● Task objective
Without the pictures, return all of the material exactly as written.

● The data
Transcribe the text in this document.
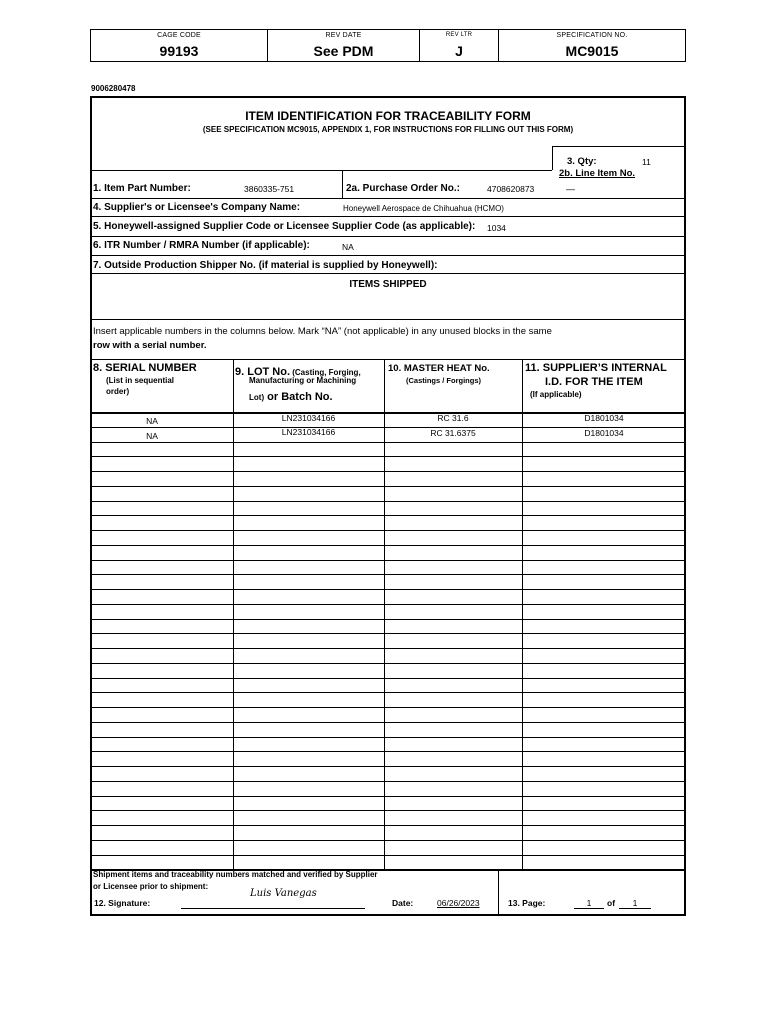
CAGE CODE
99193
REV DATE
See PDM
REV LTR
J
SPECIFICATION NO.
MC9015
9006280478
ITEM IDENTIFICATION FOR TRACEABILITY FORM
(SEE SPECIFICATION MC9015, APPENDIX 1, FOR INSTRUCTIONS FOR FILLING OUT THIS FORM)
3. Qty:	11
2b. Line Item No.
—
1. Item Part Number:	3860335-751	2a. Purchase Order No.:	4708620873
4. Supplier's or Licensee's Company Name:	Honeywell Aerospace de Chihuahua (HCMO)
5. Honeywell-assigned Supplier Code or Licensee Supplier Code (as applicable): 1034
6. ITR Number / RMRA Number (if applicable):	NA
7. Outside Production Shipper No. (if material is supplied by Honeywell):
ITEMS SHIPPED
Insert applicable numbers in the columns below. Mark “NA” (not applicable) in any unused blocks in the same
row with a serial number.
8. SERIAL NUMBER
(List in sequential
order)
9. LOT No. (Casting, Forging,
Manufacturing or Machining
Lot) or Batch No.
10. MASTER HEAT No.
(Castings / Forgings)
11. SUPPLIER’S INTERNAL
I.D. FOR THE ITEM
(If applicable)
NA	LN231034166	RC 31.6	D1801034
NA	LN231034166	RC 31.6375	D1801034
Shipment items and traceability numbers matched and verified by Supplier
or Licensee prior to shipment:
Luis Vanegas
12. Signature:	Date:	06/26/2023	13. Page:	1	of	1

● Reply to the task
Transcribe the text in this document.
CAGE CODE
99193
REV DATE
See PDM
REV LTR
J
SPECIFICATION NO.
MC9015
9006280478
ITEM IDENTIFICATION FOR TRACEABILITY FORM
(SEE SPECIFICATION MC9015, APPENDIX 1, FOR INSTRUCTIONS FOR FILLING OUT THIS FORM)
3. Qty:	11
2b. Line Item No.
—
1. Item Part Number:	3860335-751	2a. Purchase Order No.:	4708620873
4. Supplier's or Licensee's Company Name:	Honeywell Aerospace de Chihuahua (HCMO)
5. Honeywell-assigned Supplier Code or Licensee Supplier Code (as applicable): 1034
6. ITR Number / RMRA Number (if applicable):	NA
7. Outside Production Shipper No. (if material is supplied by Honeywell):
ITEMS SHIPPED
Insert applicable numbers in the columns below. Mark “NA” (not applicable) in any unused blocks in the same
row with a serial number.
8. SERIAL NUMBER
(List in sequential
order)
9. LOT No. (Casting, Forging,
Manufacturing or Machining
Lot) or Batch No.
10. MASTER HEAT No.
(Castings / Forgings)
11. SUPPLIER’S INTERNAL
I.D. FOR THE ITEM
(If applicable)
NA	LN231034166	RC 31.6	D1801034
NA	LN231034166	RC 31.6375	D1801034
Shipment items and traceability numbers matched and verified by Supplier
or Licensee prior to shipment:
Luis Vanegas
12. Signature:	Date:	06/26/2023	13. Page:	1	of	1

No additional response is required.